▸ EXERCISE PROMPT
Transcribe each line of the records below exactly, excluding any embedded images.

+++ SOURCE DATA +++

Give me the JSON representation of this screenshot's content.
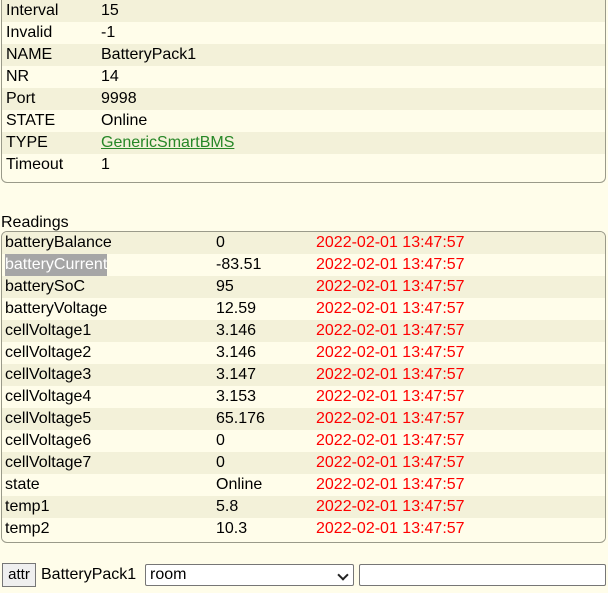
{
  "internals": {
    "rows": [
      {
        "name": "Interval",
        "value": "15"
      },
      {
        "name": "Invalid",
        "value": "-1"
      },
      {
        "name": "NAME",
        "value": "BatteryPack1"
      },
      {
        "name": "NR",
        "value": "14"
      },
      {
        "name": "Port",
        "value": "9998"
      },
      {
        "name": "STATE",
        "value": "Online"
      },
      {
        "name": "TYPE",
        "value": "GenericSmartBMS"
      },
      {
        "name": "Timeout",
        "value": "1"
      }
    ]
  },
  "readings": {
    "title": "Readings",
    "rows": [
      {
        "name": "batteryBalance",
        "value": "0",
        "time": "2022-02-01 13:47:57"
      },
      {
        "name": "batteryCurrent",
        "value": "-83.51",
        "time": "2022-02-01 13:47:57"
      },
      {
        "name": "batterySoC",
        "value": "95",
        "time": "2022-02-01 13:47:57"
      },
      {
        "name": "batteryVoltage",
        "value": "12.59",
        "time": "2022-02-01 13:47:57"
      },
      {
        "name": "cellVoltage1",
        "value": "3.146",
        "time": "2022-02-01 13:47:57"
      },
      {
        "name": "cellVoltage2",
        "value": "3.146",
        "time": "2022-02-01 13:47:57"
      },
      {
        "name": "cellVoltage3",
        "value": "3.147",
        "time": "2022-02-01 13:47:57"
      },
      {
        "name": "cellVoltage4",
        "value": "3.153",
        "time": "2022-02-01 13:47:57"
      },
      {
        "name": "cellVoltage5",
        "value": "65.176",
        "time": "2022-02-01 13:47:57"
      },
      {
        "name": "cellVoltage6",
        "value": "0",
        "time": "2022-02-01 13:47:57"
      },
      {
        "name": "cellVoltage7",
        "value": "0",
        "time": "2022-02-01 13:47:57"
      },
      {
        "name": "state",
        "value": "Online",
        "time": "2022-02-01 13:47:57"
      },
      {
        "name": "temp1",
        "value": "5.8",
        "time": "2022-02-01 13:47:57"
      },
      {
        "name": "temp2",
        "value": "10.3",
        "time": "2022-02-01 13:47:57"
      }
    ]
  },
  "attr": {
    "button_label": "attr",
    "device": "BatteryPack1",
    "selected_attribute": "room",
    "value": ""
  },
  "colors": {
    "background": "#fffdea",
    "row_alt": "#f3f1d9",
    "timestamp": "#ff0000",
    "link": "#278727",
    "selection": "#a6a6a6"
  }
}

+++

▸ SOLUTION TO THE EXERCISE
Give me the JSON representation of this screenshot's content.
{
  "internals": {
    "rows": [
      {
        "name": "Interval",
        "value": "15"
      },
      {
        "name": "Invalid",
        "value": "-1"
      },
      {
        "name": "NAME",
        "value": "BatteryPack1"
      },
      {
        "name": "NR",
        "value": "14"
      },
      {
        "name": "Port",
        "value": "9998"
      },
      {
        "name": "STATE",
        "value": "Online"
      },
      {
        "name": "TYPE",
        "value": "GenericSmartBMS"
      },
      {
        "name": "Timeout",
        "value": "1"
      }
    ]
  },
  "readings": {
    "title": "Readings",
    "rows": [
      {
        "name": "batteryBalance",
        "value": "0",
        "time": "2022-02-01 13:47:57"
      },
      {
        "name": "batteryCurrent",
        "value": "-83.51",
        "time": "2022-02-01 13:47:57"
      },
      {
        "name": "batterySoC",
        "value": "95",
        "time": "2022-02-01 13:47:57"
      },
      {
        "name": "batteryVoltage",
        "value": "12.59",
        "time": "2022-02-01 13:47:57"
      },
      {
        "name": "cellVoltage1",
        "value": "3.146",
        "time": "2022-02-01 13:47:57"
      },
      {
        "name": "cellVoltage2",
        "value": "3.146",
        "time": "2022-02-01 13:47:57"
      },
      {
        "name": "cellVoltage3",
        "value": "3.147",
        "time": "2022-02-01 13:47:57"
      },
      {
        "name": "cellVoltage4",
        "value": "3.153",
        "time": "2022-02-01 13:47:57"
      },
      {
        "name": "cellVoltage5",
        "value": "65.176",
        "time": "2022-02-01 13:47:57"
      },
      {
        "name": "cellVoltage6",
        "value": "0",
        "time": "2022-02-01 13:47:57"
      },
      {
        "name": "cellVoltage7",
        "value": "0",
        "time": "2022-02-01 13:47:57"
      },
      {
        "name": "state",
        "value": "Online",
        "time": "2022-02-01 13:47:57"
      },
      {
        "name": "temp1",
        "value": "5.8",
        "time": "2022-02-01 13:47:57"
      },
      {
        "name": "temp2",
        "value": "10.3",
        "time": "2022-02-01 13:47:57"
      }
    ]
  },
  "attr": {
    "button_label": "attr",
    "device": "BatteryPack1",
    "selected_attribute": "room",
    "value": ""
  },
  "colors": {
    "background": "#fffdea",
    "row_alt": "#f3f1d9",
    "timestamp": "#ff0000",
    "link": "#278727",
    "selection": "#a6a6a6"
  }
}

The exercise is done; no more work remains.